Set down all of the data exactly as it appears.

Stored records:

══════════════════════════════

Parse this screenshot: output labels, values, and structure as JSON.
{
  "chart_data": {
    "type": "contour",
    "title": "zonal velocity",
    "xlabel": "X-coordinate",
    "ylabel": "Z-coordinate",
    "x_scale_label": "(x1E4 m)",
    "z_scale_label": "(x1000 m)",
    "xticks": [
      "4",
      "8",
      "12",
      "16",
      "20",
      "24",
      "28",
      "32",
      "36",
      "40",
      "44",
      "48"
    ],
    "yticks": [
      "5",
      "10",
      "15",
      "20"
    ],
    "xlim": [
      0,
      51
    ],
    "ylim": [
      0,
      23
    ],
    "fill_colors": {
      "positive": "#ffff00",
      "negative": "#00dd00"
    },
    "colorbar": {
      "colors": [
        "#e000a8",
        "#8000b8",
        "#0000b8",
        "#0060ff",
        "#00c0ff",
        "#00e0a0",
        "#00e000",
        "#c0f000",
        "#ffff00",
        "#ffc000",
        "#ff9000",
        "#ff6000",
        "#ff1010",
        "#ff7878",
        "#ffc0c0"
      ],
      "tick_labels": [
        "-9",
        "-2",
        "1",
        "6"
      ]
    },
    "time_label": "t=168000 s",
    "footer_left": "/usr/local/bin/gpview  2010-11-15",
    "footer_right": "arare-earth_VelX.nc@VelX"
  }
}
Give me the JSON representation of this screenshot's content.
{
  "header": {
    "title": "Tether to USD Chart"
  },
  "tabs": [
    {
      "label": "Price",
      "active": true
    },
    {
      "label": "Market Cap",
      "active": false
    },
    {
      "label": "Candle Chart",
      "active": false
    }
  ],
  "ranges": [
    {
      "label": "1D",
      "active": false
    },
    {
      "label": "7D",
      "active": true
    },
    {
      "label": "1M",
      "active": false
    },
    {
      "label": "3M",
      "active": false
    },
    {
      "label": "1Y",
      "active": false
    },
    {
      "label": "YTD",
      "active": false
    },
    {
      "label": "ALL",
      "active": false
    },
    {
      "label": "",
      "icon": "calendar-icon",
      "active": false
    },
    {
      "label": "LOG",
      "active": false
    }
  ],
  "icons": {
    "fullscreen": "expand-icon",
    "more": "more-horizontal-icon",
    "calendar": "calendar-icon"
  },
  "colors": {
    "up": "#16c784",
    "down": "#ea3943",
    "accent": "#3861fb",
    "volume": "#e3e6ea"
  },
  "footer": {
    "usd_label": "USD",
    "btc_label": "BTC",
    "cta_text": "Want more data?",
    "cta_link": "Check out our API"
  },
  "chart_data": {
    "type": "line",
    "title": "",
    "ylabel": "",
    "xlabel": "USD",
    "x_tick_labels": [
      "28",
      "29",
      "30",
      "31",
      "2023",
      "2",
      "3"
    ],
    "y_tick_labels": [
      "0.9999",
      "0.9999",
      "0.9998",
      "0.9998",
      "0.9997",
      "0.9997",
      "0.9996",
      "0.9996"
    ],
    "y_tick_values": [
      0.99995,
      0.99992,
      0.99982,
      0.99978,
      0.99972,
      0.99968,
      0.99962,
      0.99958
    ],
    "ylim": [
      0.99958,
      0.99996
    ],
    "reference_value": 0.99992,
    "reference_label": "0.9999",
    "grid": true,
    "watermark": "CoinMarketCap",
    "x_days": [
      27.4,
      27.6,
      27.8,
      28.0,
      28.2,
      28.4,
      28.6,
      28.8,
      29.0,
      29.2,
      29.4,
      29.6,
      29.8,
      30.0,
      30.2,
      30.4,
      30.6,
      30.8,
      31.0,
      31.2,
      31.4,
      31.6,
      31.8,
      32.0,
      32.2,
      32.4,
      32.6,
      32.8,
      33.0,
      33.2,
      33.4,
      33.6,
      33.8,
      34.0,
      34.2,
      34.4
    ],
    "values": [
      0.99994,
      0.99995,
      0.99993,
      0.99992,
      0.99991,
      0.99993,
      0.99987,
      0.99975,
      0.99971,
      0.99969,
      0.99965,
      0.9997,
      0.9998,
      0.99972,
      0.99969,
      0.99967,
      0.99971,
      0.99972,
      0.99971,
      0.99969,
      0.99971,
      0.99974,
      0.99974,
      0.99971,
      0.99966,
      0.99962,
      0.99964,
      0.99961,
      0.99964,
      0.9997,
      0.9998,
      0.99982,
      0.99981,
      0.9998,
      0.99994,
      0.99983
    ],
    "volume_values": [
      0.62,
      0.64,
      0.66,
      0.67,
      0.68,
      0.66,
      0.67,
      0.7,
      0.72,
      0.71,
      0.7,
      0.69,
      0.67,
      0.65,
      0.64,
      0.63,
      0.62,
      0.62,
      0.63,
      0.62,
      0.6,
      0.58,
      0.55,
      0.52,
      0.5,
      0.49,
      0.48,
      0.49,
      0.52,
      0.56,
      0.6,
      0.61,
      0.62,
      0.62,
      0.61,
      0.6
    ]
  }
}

══════════════════════════════

* [Complete answer]:
Parse this screenshot: output labels, values, and structure as JSON.
{
  "chart_data": {
    "type": "contour",
    "title": "zonal velocity",
    "xlabel": "X-coordinate",
    "ylabel": "Z-coordinate",
    "x_scale_label": "(x1E4 m)",
    "z_scale_label": "(x1000 m)",
    "xticks": [
      "4",
      "8",
      "12",
      "16",
      "20",
      "24",
      "28",
      "32",
      "36",
      "40",
      "44",
      "48"
    ],
    "yticks": [
      "5",
      "10",
      "15",
      "20"
    ],
    "xlim": [
      0,
      51
    ],
    "ylim": [
      0,
      23
    ],
    "fill_colors": {
      "positive": "#ffff00",
      "negative": "#00dd00"
    },
    "colorbar": {
      "colors": [
        "#e000a8",
        "#8000b8",
        "#0000b8",
        "#0060ff",
        "#00c0ff",
        "#00e0a0",
        "#00e000",
        "#c0f000",
        "#ffff00",
        "#ffc000",
        "#ff9000",
        "#ff6000",
        "#ff1010",
        "#ff7878",
        "#ffc0c0"
      ],
      "tick_labels": [
        "-9",
        "-2",
        "1",
        "6"
      ]
    },
    "time_label": "t=168000 s",
    "footer_left": "/usr/local/bin/gpview  2010-11-15",
    "footer_right": "arare-earth_VelX.nc@VelX"
  }
}
Give me the JSON representation of this screenshot's content.
{
  "header": {
    "title": "Tether to USD Chart"
  },
  "tabs": [
    {
      "label": "Price",
      "active": true
    },
    {
      "label": "Market Cap",
      "active": false
    },
    {
      "label": "Candle Chart",
      "active": false
    }
  ],
  "ranges": [
    {
      "label": "1D",
      "active": false
    },
    {
      "label": "7D",
      "active": true
    },
    {
      "label": "1M",
      "active": false
    },
    {
      "label": "3M",
      "active": false
    },
    {
      "label": "1Y",
      "active": false
    },
    {
      "label": "YTD",
      "active": false
    },
    {
      "label": "ALL",
      "active": false
    },
    {
      "label": "",
      "icon": "calendar-icon",
      "active": false
    },
    {
      "label": "LOG",
      "active": false
    }
  ],
  "icons": {
    "fullscreen": "expand-icon",
    "more": "more-horizontal-icon",
    "calendar": "calendar-icon"
  },
  "colors": {
    "up": "#16c784",
    "down": "#ea3943",
    "accent": "#3861fb",
    "volume": "#e3e6ea"
  },
  "footer": {
    "usd_label": "USD",
    "btc_label": "BTC",
    "cta_text": "Want more data?",
    "cta_link": "Check out our API"
  },
  "chart_data": {
    "type": "line",
    "title": "",
    "ylabel": "",
    "xlabel": "USD",
    "x_tick_labels": [
      "28",
      "29",
      "30",
      "31",
      "2023",
      "2",
      "3"
    ],
    "y_tick_labels": [
      "0.9999",
      "0.9999",
      "0.9998",
      "0.9998",
      "0.9997",
      "0.9997",
      "0.9996",
      "0.9996"
    ],
    "y_tick_values": [
      0.99995,
      0.99992,
      0.99982,
      0.99978,
      0.99972,
      0.99968,
      0.99962,
      0.99958
    ],
    "ylim": [
      0.99958,
      0.99996
    ],
    "reference_value": 0.99992,
    "reference_label": "0.9999",
    "grid": true,
    "watermark": "CoinMarketCap",
    "x_days": [
      27.4,
      27.6,
      27.8,
      28.0,
      28.2,
      28.4,
      28.6,
      28.8,
      29.0,
      29.2,
      29.4,
      29.6,
      29.8,
      30.0,
      30.2,
      30.4,
      30.6,
      30.8,
      31.0,
      31.2,
      31.4,
      31.6,
      31.8,
      32.0,
      32.2,
      32.4,
      32.6,
      32.8,
      33.0,
      33.2,
      33.4,
      33.6,
      33.8,
      34.0,
      34.2,
      34.4
    ],
    "values": [
      0.99994,
      0.99995,
      0.99993,
      0.99992,
      0.99991,
      0.99993,
      0.99987,
      0.99975,
      0.99971,
      0.99969,
      0.99965,
      0.9997,
      0.9998,
      0.99972,
      0.99969,
      0.99967,
      0.99971,
      0.99972,
      0.99971,
      0.99969,
      0.99971,
      0.99974,
      0.99974,
      0.99971,
      0.99966,
      0.99962,
      0.99964,
      0.99961,
      0.99964,
      0.9997,
      0.9998,
      0.99982,
      0.99981,
      0.9998,
      0.99994,
      0.99983
    ],
    "volume_values": [
      0.62,
      0.64,
      0.66,
      0.67,
      0.68,
      0.66,
      0.67,
      0.7,
      0.72,
      0.71,
      0.7,
      0.69,
      0.67,
      0.65,
      0.64,
      0.63,
      0.62,
      0.62,
      0.63,
      0.62,
      0.6,
      0.58,
      0.55,
      0.52,
      0.5,
      0.49,
      0.48,
      0.49,
      0.52,
      0.56,
      0.6,
      0.61,
      0.62,
      0.62,
      0.61,
      0.6
    ]
  }
}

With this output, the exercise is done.